**AIM OF THE TASK**
Of all the lines here, how many include the string "icon"? Answer with the number only.

[BEGIN PROVIDED RECORDS]

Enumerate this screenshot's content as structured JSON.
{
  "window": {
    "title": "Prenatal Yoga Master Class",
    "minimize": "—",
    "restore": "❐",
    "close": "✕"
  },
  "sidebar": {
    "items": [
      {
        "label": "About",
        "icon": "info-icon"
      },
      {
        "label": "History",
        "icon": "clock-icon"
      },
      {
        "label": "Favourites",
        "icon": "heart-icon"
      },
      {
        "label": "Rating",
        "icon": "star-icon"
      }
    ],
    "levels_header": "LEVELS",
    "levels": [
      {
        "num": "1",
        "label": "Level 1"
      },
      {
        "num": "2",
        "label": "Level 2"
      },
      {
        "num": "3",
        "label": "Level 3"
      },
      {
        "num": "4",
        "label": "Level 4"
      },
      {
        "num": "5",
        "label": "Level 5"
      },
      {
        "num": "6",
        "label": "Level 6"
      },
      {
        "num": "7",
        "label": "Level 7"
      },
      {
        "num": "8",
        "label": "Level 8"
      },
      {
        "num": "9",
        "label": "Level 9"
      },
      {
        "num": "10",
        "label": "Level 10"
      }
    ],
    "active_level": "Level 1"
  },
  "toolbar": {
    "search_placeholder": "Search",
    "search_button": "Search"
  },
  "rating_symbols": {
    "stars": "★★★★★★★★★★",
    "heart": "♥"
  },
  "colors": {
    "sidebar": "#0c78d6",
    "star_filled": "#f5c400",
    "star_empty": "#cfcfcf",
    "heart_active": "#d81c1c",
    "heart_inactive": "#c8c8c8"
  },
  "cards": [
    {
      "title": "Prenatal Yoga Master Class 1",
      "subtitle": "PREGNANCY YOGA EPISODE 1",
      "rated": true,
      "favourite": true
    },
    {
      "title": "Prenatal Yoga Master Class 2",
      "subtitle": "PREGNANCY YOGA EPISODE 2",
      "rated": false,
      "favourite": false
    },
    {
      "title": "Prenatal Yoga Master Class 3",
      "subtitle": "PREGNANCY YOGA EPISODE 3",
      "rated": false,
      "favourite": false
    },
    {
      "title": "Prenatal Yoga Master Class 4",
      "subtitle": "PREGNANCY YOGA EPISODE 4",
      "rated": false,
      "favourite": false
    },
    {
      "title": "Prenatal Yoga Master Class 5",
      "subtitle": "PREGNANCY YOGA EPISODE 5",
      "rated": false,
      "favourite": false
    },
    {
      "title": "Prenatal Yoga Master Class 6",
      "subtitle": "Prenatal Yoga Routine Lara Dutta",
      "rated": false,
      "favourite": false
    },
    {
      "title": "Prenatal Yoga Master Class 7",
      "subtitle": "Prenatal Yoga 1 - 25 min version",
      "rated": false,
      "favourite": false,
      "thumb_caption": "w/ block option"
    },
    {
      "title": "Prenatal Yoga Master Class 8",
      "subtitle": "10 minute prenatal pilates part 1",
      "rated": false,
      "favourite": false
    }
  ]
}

[END PROVIDED RECORDS]

**OUTPUT**
4